- **What you need to do**
Search the data below for "JSON"; list each line that holds it.

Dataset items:
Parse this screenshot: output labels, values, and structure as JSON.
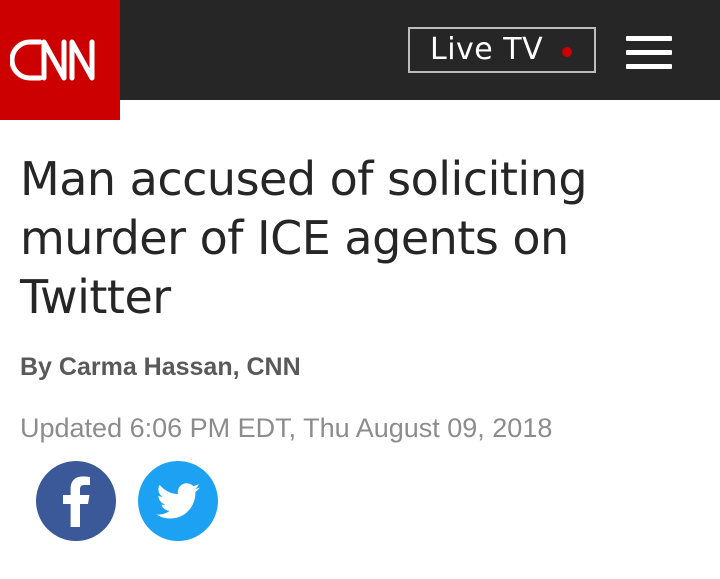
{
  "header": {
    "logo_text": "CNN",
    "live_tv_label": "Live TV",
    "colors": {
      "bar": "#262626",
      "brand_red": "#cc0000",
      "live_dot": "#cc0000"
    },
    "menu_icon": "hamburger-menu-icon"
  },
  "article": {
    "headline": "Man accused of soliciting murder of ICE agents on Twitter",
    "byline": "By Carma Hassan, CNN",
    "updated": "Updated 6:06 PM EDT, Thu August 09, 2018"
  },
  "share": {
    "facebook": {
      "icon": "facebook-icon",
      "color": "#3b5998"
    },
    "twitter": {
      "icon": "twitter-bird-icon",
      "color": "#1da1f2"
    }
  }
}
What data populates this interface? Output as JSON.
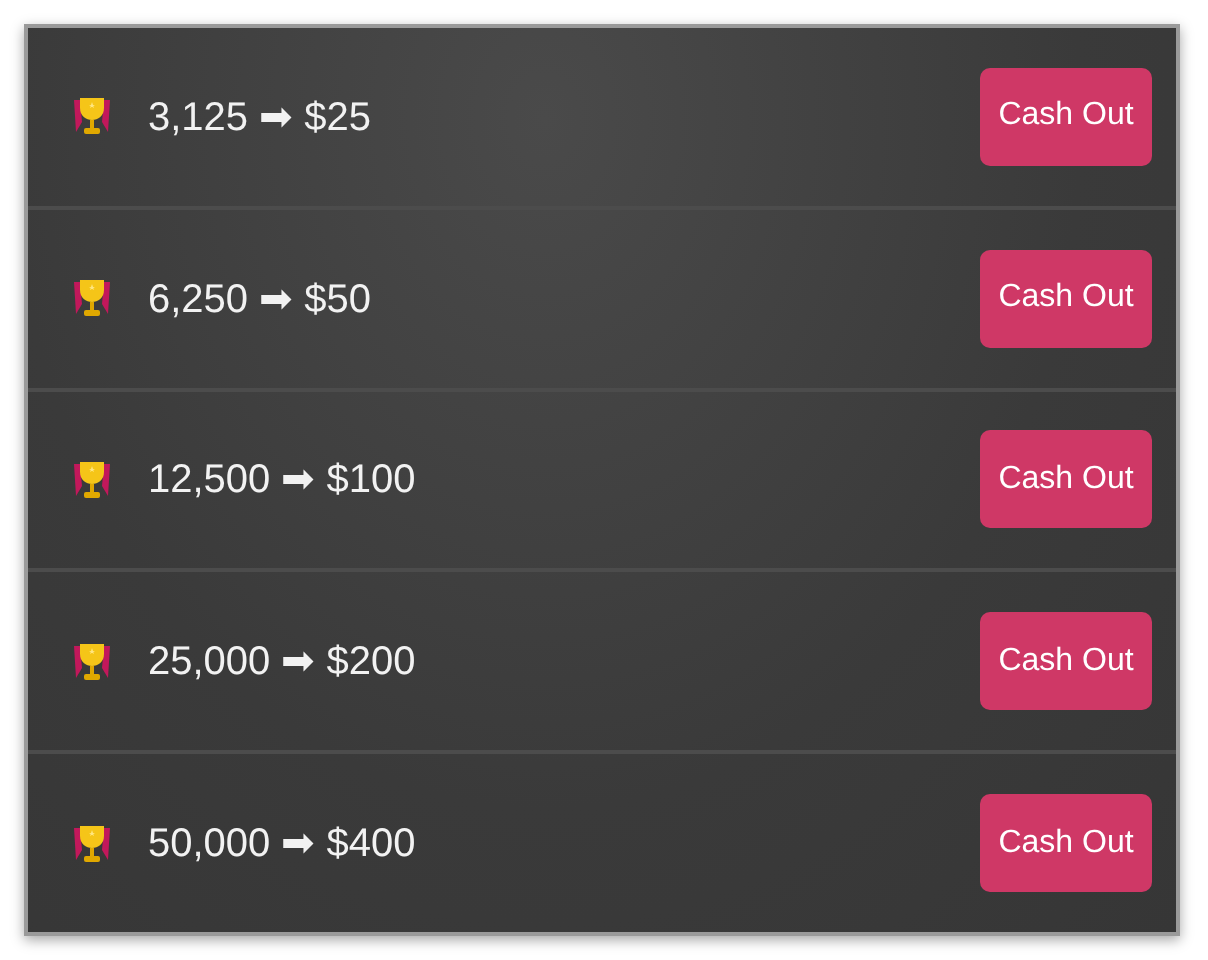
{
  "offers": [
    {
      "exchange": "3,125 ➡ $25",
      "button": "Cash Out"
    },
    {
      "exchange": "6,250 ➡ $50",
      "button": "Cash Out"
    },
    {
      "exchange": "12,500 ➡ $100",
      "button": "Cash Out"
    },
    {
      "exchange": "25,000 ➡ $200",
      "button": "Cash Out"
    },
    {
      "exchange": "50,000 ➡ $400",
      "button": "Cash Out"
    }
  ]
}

- **Solved problem**
Parse this screenshot: output labels, values, and structure as JSON.
What data populates this interface? Output as JSON.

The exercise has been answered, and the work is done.